◆ Extract provided:
○ ○ ○ ○

Wednesday 22 May 2019

'Not currently available'?

On the one hand, CBe is a ‘successful’ small publisher. One of the books published last year has won the Wellcome Book Prize and has co-won the Republic of Consciousness Prize and has been shortlisted for the Goldsmiths, etc, and has sold more copies than any other CBe title. On the other hand, the two other books published by CBe last year have sold fewer than 100 copies – as have around a fifth of the titles published by CBe in the past 12 years, books I’m no less proud of having published.

All CBe titles in print are in stock with the distributor, Central Books, and can be ordered from there by any bookshop. Most independent bookshops, however, source their stock only from the main wholesalers, so if Gardners or Bertrams do not hold a book in stock, it’s likely that that a bookseller will tell a customer ordering that book that it is not available. This happens often. Over 90 per cent of CBe titles are not in stock with the wholesalers; how they choose which books to buy in I don’t know; I only know that I cannot choose for them. (When the wholesalers do take a book into stock, they buy it in from the distributor at a discount of well over 50%.)

○ ○ ○ ○

◆ Data provided:
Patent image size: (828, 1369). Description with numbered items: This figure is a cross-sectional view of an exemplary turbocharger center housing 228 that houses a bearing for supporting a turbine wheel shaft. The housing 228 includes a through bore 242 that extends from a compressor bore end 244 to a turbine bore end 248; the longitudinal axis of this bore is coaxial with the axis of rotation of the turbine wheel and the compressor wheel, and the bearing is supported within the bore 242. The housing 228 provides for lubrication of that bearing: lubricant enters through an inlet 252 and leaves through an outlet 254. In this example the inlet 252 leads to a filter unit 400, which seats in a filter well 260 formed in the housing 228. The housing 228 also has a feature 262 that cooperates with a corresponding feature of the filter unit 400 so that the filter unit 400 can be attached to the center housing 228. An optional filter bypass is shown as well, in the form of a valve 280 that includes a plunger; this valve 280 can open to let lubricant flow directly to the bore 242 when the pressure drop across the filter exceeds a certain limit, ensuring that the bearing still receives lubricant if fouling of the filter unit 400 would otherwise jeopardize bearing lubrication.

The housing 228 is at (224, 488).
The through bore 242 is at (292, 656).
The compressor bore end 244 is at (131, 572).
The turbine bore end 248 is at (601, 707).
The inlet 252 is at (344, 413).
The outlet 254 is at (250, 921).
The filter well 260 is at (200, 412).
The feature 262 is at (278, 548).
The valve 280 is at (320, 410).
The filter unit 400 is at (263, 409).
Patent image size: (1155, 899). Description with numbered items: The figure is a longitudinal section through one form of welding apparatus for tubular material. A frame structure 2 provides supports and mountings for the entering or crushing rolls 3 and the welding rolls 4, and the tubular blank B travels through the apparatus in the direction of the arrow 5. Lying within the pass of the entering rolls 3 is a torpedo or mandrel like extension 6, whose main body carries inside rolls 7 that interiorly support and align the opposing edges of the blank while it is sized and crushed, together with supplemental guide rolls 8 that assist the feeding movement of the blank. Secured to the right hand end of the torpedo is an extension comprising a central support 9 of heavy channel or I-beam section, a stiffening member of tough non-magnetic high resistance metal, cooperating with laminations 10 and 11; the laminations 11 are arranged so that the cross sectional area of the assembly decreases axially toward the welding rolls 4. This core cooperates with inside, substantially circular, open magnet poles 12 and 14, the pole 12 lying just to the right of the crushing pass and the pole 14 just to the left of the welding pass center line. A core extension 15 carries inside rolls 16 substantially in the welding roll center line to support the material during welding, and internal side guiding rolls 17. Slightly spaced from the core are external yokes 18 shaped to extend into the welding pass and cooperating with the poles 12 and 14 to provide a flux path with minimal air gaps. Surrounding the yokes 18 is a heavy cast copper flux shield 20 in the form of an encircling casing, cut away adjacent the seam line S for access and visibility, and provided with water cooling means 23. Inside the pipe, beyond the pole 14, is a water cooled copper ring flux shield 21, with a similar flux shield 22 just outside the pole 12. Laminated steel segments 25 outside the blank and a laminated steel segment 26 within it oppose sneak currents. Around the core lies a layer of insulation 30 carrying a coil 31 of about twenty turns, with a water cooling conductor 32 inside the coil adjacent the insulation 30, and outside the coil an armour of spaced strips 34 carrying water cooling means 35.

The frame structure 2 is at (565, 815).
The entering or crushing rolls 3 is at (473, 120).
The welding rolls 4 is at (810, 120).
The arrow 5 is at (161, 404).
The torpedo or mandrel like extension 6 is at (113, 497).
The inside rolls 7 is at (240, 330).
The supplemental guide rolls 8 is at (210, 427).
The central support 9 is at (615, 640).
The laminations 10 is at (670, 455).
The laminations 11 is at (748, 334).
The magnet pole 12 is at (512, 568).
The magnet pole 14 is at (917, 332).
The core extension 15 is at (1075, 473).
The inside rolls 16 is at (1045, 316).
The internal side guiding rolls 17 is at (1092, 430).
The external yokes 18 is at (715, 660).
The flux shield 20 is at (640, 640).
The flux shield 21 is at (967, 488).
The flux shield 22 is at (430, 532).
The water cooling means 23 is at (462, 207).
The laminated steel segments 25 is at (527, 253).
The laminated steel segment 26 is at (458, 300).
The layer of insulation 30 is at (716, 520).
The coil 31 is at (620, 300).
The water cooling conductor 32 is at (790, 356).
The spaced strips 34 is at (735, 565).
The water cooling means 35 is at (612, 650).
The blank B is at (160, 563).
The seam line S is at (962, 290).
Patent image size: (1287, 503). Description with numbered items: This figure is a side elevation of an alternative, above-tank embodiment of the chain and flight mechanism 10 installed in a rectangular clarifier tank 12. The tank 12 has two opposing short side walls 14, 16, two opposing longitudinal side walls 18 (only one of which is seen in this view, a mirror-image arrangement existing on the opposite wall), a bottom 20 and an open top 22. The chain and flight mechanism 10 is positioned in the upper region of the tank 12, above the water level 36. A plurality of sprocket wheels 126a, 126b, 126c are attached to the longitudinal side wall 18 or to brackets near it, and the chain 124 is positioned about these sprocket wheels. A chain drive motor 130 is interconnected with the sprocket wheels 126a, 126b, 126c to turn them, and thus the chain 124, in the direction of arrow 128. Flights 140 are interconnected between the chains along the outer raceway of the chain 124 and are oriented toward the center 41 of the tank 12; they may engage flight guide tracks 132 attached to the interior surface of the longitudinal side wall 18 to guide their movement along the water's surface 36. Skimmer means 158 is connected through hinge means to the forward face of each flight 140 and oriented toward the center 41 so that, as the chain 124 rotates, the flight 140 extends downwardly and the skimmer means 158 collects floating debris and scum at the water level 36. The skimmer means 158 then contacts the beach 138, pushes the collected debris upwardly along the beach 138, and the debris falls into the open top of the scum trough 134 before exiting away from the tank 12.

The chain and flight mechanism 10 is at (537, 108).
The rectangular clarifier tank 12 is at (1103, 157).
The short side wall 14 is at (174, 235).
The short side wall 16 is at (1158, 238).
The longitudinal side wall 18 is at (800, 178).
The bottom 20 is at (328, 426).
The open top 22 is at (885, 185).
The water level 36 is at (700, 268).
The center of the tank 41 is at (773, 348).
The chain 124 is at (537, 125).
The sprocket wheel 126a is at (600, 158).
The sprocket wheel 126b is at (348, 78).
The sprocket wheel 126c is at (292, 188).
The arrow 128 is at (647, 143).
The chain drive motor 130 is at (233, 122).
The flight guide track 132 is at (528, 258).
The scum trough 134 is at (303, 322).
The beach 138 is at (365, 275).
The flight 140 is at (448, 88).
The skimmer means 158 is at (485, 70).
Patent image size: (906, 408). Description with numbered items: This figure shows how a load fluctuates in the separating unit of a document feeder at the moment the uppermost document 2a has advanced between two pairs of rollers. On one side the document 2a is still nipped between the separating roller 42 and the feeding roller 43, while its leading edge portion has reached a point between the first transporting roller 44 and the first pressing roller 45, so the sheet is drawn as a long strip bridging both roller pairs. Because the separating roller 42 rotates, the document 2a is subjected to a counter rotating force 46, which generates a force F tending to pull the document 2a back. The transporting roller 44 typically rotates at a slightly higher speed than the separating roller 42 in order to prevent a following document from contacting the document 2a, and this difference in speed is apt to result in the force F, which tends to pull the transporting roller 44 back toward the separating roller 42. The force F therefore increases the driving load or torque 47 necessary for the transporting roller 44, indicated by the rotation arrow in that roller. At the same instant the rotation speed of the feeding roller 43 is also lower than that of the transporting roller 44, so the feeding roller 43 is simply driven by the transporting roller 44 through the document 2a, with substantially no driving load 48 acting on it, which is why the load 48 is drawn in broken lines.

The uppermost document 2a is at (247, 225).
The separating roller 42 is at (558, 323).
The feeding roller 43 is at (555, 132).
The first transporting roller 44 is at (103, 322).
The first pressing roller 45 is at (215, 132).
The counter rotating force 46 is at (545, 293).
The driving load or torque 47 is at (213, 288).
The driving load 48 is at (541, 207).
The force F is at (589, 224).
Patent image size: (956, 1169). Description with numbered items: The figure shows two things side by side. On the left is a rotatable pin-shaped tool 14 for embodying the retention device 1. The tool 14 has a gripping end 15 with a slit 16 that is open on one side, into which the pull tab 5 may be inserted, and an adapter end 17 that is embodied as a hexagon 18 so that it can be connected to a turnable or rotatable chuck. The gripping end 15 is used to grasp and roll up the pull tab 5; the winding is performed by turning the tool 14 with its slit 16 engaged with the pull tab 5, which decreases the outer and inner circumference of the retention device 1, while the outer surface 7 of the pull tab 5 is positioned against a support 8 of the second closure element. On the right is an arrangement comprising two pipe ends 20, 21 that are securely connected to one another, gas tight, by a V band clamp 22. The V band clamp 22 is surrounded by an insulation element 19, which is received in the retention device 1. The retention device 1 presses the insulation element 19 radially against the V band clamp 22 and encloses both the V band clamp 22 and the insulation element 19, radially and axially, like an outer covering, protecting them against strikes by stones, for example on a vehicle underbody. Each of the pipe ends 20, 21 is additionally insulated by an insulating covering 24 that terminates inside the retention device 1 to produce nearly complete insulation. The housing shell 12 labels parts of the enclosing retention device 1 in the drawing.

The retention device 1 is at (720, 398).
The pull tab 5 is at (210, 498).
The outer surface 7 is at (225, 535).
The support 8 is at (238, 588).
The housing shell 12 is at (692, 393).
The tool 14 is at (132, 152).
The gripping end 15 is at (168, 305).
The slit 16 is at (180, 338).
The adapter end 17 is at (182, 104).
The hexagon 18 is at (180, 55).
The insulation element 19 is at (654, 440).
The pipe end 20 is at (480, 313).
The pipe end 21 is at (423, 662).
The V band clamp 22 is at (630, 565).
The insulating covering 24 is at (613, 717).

○ ○ ○ ○

◆ Set of tasks:
A. Reproduce word for word the part of the records that opens with the line containing "Patent image size: (956, 1169)." and runs through the final line of the records, keeping both ends.
B. Pick up the blog post about the small publisher's books and the wholesalers after its last sentence and keep writing it.

◆ Results in order:
A.
Patent image size: (956, 1169). Description with numbered items: The figure shows two things side by side. On the left is a rotatable pin-shaped tool 14 for embodying the retention device 1. The tool 14 has a gripping end 15 with a slit 16 that is open on one side, into which the pull tab 5 may be inserted, and an adapter end 17 that is embodied as a hexagon 18 so that it can be connected to a turnable or rotatable chuck. The gripping end 15 is used to grasp and roll up the pull tab 5; the winding is performed by turning the tool 14 with its slit 16 engaged with the pull tab 5, which decreases the outer and inner circumference of the retention device 1, while the outer surface 7 of the pull tab 5 is positioned against a support 8 of the second closure element. On the right is an arrangement comprising two pipe ends 20, 21 that are securely connected to one another, gas tight, by a V band clamp 22. The V band clamp 22 is surrounded by an insulation element 19, which is received in the retention device 1. The retention device 1 presses the insulation element 19 radially against the V band clamp 22 and encloses both the V band clamp 22 and the insulation element 19, radially and axially, like an outer covering, protecting them against strikes by stones, for example on a vehicle underbody. Each of the pipe ends 20, 21 is additionally insulated by an insulating covering 24 that terminates inside the retention device 1 to produce nearly complete insulation. The housing shell 12 labels parts of the enclosing retention device 1 in the drawing.

The retention device 1 is at (720, 398).
The pull tab 5 is at (210, 498).
The outer surface 7 is at (225, 535).
The support 8 is at (238, 588).
The housing shell 12 is at (692, 393).
The tool 14 is at (132, 152).
The gripping end 15 is at (168, 305).
The slit 16 is at (180, 338).
The adapter end 17 is at (182, 104).
The hexagon 18 is at (180, 55).
The insulation element 19 is at (654, 440).
The pipe end 20 is at (480, 313).
The pipe end 21 is at (423, 662).
The V band clamp 22 is at (630, 565).
The insulating covering 24 is at (613, 717).

B.
A sales agent can be helpful here – that is, a person/organisation whose job is to hustle booksellers to buy in the books and nag the wholesalers to stock them. For some years CBe did have a sales agent (although during the first year with the agent, sales were fewer than in the previous year, with no agent). Since dropping down to publishing just two or three books a year, CBe has done without a sales agent – because they concentrate on pushing new titles, not the backlist; and because in addition to an annual charge they take a cut (10% + VAT) on every book sold out of the distributor (on top of the distributor’s cut), regardless of whether they had a hand in effecting those sales.

Am I being mean here? Would paying a sales agent increase sales to the point where that payment earns itself back, and more? I don’t know. The evidence in favour is not compelling. In the months before last Christmas, CBe was one of six London-based small presses who hired (at a cost of several hundred pounds each) an experienced, enthusiastic book-trade person to visit pretty well every bookshop in London to promote our recent titles in person. He reported back that the booksellers who knew of CBe were ‘unfailingly happy’ to see him. I supplied him with sample copies to give away where appropriate. Total sales resulting from this exercise: two or three (fewer than the sample copies given away).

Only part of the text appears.